WHAT TO DO | Make an exact copy of the entries below.

PROVIDED DATA |
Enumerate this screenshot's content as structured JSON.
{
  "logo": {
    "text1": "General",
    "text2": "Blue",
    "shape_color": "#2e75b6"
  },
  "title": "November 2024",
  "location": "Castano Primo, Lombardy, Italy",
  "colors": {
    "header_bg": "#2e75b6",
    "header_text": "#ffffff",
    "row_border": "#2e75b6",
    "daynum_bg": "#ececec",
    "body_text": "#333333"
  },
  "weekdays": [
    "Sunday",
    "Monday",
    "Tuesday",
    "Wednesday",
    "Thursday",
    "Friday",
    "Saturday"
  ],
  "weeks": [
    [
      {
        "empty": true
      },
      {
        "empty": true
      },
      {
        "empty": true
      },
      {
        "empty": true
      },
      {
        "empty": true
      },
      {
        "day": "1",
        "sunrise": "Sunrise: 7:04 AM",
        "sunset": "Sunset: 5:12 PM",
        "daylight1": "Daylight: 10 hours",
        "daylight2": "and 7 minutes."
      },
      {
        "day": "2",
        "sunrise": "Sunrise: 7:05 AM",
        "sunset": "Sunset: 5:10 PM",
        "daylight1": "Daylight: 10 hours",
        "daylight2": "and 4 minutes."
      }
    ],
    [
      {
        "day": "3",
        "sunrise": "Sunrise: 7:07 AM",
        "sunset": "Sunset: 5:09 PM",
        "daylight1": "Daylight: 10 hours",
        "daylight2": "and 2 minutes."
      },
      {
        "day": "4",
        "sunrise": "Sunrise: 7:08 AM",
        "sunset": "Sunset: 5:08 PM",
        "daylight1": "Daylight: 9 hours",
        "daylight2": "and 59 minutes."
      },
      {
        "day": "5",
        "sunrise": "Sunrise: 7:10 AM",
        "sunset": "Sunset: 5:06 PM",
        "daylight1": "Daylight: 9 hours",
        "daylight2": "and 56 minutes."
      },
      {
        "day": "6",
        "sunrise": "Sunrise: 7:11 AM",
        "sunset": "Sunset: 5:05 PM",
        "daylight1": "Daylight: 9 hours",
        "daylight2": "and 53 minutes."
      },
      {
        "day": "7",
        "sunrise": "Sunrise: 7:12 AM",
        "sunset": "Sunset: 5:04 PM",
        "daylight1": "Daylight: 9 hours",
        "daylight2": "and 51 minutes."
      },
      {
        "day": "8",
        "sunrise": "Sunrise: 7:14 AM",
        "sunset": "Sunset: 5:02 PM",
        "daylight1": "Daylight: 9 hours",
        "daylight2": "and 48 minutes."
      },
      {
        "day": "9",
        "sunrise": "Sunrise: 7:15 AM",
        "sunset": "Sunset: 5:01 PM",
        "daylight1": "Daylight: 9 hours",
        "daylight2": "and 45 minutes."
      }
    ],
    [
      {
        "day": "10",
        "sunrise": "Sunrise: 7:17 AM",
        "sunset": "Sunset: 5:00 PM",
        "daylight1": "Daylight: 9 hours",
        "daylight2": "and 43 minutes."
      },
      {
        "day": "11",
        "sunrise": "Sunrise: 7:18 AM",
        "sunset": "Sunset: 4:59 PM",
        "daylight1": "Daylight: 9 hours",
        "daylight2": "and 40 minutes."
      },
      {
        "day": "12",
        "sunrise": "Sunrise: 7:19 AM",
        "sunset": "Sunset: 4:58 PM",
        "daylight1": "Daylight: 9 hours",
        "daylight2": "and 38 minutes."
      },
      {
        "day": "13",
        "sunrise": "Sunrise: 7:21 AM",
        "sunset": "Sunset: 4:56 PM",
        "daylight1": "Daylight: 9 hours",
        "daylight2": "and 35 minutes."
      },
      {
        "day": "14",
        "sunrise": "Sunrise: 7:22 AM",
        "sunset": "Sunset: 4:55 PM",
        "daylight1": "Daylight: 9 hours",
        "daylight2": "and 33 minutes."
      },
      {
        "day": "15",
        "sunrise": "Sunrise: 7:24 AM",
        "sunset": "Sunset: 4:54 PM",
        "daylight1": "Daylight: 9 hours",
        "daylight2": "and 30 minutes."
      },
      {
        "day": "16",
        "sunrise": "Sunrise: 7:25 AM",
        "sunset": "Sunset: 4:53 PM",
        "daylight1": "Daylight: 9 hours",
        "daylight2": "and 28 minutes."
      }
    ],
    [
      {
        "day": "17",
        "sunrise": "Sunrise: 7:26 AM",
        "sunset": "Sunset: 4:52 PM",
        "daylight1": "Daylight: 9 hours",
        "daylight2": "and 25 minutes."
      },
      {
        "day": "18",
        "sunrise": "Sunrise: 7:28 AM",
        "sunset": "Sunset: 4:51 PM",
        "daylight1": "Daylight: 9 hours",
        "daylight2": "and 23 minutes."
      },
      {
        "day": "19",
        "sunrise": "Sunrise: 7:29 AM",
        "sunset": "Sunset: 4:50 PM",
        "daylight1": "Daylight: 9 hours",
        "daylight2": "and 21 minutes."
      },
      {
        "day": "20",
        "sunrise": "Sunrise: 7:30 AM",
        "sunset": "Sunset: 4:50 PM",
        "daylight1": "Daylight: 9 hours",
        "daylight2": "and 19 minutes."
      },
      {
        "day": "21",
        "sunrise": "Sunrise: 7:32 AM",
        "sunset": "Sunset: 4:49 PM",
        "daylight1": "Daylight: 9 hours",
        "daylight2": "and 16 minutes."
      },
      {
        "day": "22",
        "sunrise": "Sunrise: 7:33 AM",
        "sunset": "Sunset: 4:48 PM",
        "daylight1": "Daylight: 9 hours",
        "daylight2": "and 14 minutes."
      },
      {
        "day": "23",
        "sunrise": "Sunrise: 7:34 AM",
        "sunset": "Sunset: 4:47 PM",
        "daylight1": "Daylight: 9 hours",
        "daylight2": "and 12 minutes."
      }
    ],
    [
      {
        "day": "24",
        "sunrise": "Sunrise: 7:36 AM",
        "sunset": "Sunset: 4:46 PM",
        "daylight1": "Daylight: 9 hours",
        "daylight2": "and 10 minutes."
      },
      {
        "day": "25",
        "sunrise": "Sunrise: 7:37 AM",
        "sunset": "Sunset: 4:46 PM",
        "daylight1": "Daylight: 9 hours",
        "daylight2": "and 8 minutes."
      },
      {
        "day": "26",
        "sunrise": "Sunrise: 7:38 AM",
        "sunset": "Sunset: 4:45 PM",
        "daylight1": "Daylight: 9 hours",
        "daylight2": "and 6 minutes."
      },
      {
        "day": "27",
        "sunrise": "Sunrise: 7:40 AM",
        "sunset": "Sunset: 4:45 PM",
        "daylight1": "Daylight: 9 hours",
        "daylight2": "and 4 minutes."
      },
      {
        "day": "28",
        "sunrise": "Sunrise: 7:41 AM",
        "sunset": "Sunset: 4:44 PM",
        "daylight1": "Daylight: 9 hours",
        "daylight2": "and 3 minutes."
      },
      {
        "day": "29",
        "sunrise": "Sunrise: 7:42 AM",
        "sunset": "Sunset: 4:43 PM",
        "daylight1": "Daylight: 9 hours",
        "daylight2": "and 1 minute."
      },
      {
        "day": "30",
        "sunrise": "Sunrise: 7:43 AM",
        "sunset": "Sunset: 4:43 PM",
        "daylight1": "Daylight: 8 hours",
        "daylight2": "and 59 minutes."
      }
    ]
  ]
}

FINAL RESULT |
Enumerate this screenshot's content as structured JSON.
{
  "logo": {
    "text1": "General",
    "text2": "Blue",
    "shape_color": "#2e75b6"
  },
  "title": "November 2024",
  "location": "Castano Primo, Lombardy, Italy",
  "colors": {
    "header_bg": "#2e75b6",
    "header_text": "#ffffff",
    "row_border": "#2e75b6",
    "daynum_bg": "#ececec",
    "body_text": "#333333"
  },
  "weekdays": [
    "Sunday",
    "Monday",
    "Tuesday",
    "Wednesday",
    "Thursday",
    "Friday",
    "Saturday"
  ],
  "weeks": [
    [
      {
        "empty": true
      },
      {
        "empty": true
      },
      {
        "empty": true
      },
      {
        "empty": true
      },
      {
        "empty": true
      },
      {
        "day": "1",
        "sunrise": "Sunrise: 7:04 AM",
        "sunset": "Sunset: 5:12 PM",
        "daylight1": "Daylight: 10 hours",
        "daylight2": "and 7 minutes."
      },
      {
        "day": "2",
        "sunrise": "Sunrise: 7:05 AM",
        "sunset": "Sunset: 5:10 PM",
        "daylight1": "Daylight: 10 hours",
        "daylight2": "and 4 minutes."
      }
    ],
    [
      {
        "day": "3",
        "sunrise": "Sunrise: 7:07 AM",
        "sunset": "Sunset: 5:09 PM",
        "daylight1": "Daylight: 10 hours",
        "daylight2": "and 2 minutes."
      },
      {
        "day": "4",
        "sunrise": "Sunrise: 7:08 AM",
        "sunset": "Sunset: 5:08 PM",
        "daylight1": "Daylight: 9 hours",
        "daylight2": "and 59 minutes."
      },
      {
        "day": "5",
        "sunrise": "Sunrise: 7:10 AM",
        "sunset": "Sunset: 5:06 PM",
        "daylight1": "Daylight: 9 hours",
        "daylight2": "and 56 minutes."
      },
      {
        "day": "6",
        "sunrise": "Sunrise: 7:11 AM",
        "sunset": "Sunset: 5:05 PM",
        "daylight1": "Daylight: 9 hours",
        "daylight2": "and 53 minutes."
      },
      {
        "day": "7",
        "sunrise": "Sunrise: 7:12 AM",
        "sunset": "Sunset: 5:04 PM",
        "daylight1": "Daylight: 9 hours",
        "daylight2": "and 51 minutes."
      },
      {
        "day": "8",
        "sunrise": "Sunrise: 7:14 AM",
        "sunset": "Sunset: 5:02 PM",
        "daylight1": "Daylight: 9 hours",
        "daylight2": "and 48 minutes."
      },
      {
        "day": "9",
        "sunrise": "Sunrise: 7:15 AM",
        "sunset": "Sunset: 5:01 PM",
        "daylight1": "Daylight: 9 hours",
        "daylight2": "and 45 minutes."
      }
    ],
    [
      {
        "day": "10",
        "sunrise": "Sunrise: 7:17 AM",
        "sunset": "Sunset: 5:00 PM",
        "daylight1": "Daylight: 9 hours",
        "daylight2": "and 43 minutes."
      },
      {
        "day": "11",
        "sunrise": "Sunrise: 7:18 AM",
        "sunset": "Sunset: 4:59 PM",
        "daylight1": "Daylight: 9 hours",
        "daylight2": "and 40 minutes."
      },
      {
        "day": "12",
        "sunrise": "Sunrise: 7:19 AM",
        "sunset": "Sunset: 4:58 PM",
        "daylight1": "Daylight: 9 hours",
        "daylight2": "and 38 minutes."
      },
      {
        "day": "13",
        "sunrise": "Sunrise: 7:21 AM",
        "sunset": "Sunset: 4:56 PM",
        "daylight1": "Daylight: 9 hours",
        "daylight2": "and 35 minutes."
      },
      {
        "day": "14",
        "sunrise": "Sunrise: 7:22 AM",
        "sunset": "Sunset: 4:55 PM",
        "daylight1": "Daylight: 9 hours",
        "daylight2": "and 33 minutes."
      },
      {
        "day": "15",
        "sunrise": "Sunrise: 7:24 AM",
        "sunset": "Sunset: 4:54 PM",
        "daylight1": "Daylight: 9 hours",
        "daylight2": "and 30 minutes."
      },
      {
        "day": "16",
        "sunrise": "Sunrise: 7:25 AM",
        "sunset": "Sunset: 4:53 PM",
        "daylight1": "Daylight: 9 hours",
        "daylight2": "and 28 minutes."
      }
    ],
    [
      {
        "day": "17",
        "sunrise": "Sunrise: 7:26 AM",
        "sunset": "Sunset: 4:52 PM",
        "daylight1": "Daylight: 9 hours",
        "daylight2": "and 25 minutes."
      },
      {
        "day": "18",
        "sunrise": "Sunrise: 7:28 AM",
        "sunset": "Sunset: 4:51 PM",
        "daylight1": "Daylight: 9 hours",
        "daylight2": "and 23 minutes."
      },
      {
        "day": "19",
        "sunrise": "Sunrise: 7:29 AM",
        "sunset": "Sunset: 4:50 PM",
        "daylight1": "Daylight: 9 hours",
        "daylight2": "and 21 minutes."
      },
      {
        "day": "20",
        "sunrise": "Sunrise: 7:30 AM",
        "sunset": "Sunset: 4:50 PM",
        "daylight1": "Daylight: 9 hours",
        "daylight2": "and 19 minutes."
      },
      {
        "day": "21",
        "sunrise": "Sunrise: 7:32 AM",
        "sunset": "Sunset: 4:49 PM",
        "daylight1": "Daylight: 9 hours",
        "daylight2": "and 16 minutes."
      },
      {
        "day": "22",
        "sunrise": "Sunrise: 7:33 AM",
        "sunset": "Sunset: 4:48 PM",
        "daylight1": "Daylight: 9 hours",
        "daylight2": "and 14 minutes."
      },
      {
        "day": "23",
        "sunrise": "Sunrise: 7:34 AM",
        "sunset": "Sunset: 4:47 PM",
        "daylight1": "Daylight: 9 hours",
        "daylight2": "and 12 minutes."
      }
    ],
    [
      {
        "day": "24",
        "sunrise": "Sunrise: 7:36 AM",
        "sunset": "Sunset: 4:46 PM",
        "daylight1": "Daylight: 9 hours",
        "daylight2": "and 10 minutes."
      },
      {
        "day": "25",
        "sunrise": "Sunrise: 7:37 AM",
        "sunset": "Sunset: 4:46 PM",
        "daylight1": "Daylight: 9 hours",
        "daylight2": "and 8 minutes."
      },
      {
        "day": "26",
        "sunrise": "Sunrise: 7:38 AM",
        "sunset": "Sunset: 4:45 PM",
        "daylight1": "Daylight: 9 hours",
        "daylight2": "and 6 minutes."
      },
      {
        "day": "27",
        "sunrise": "Sunrise: 7:40 AM",
        "sunset": "Sunset: 4:45 PM",
        "daylight1": "Daylight: 9 hours",
        "daylight2": "and 4 minutes."
      },
      {
        "day": "28",
        "sunrise": "Sunrise: 7:41 AM",
        "sunset": "Sunset: 4:44 PM",
        "daylight1": "Daylight: 9 hours",
        "daylight2": "and 3 minutes."
      },
      {
        "day": "29",
        "sunrise": "Sunrise: 7:42 AM",
        "sunset": "Sunset: 4:43 PM",
        "daylight1": "Daylight: 9 hours",
        "daylight2": "and 1 minute."
      },
      {
        "day": "30",
        "sunrise": "Sunrise: 7:43 AM",
        "sunset": "Sunset: 4:43 PM",
        "daylight1": "Daylight: 8 hours",
        "daylight2": "and 59 minutes."
      }
    ]
  ]
}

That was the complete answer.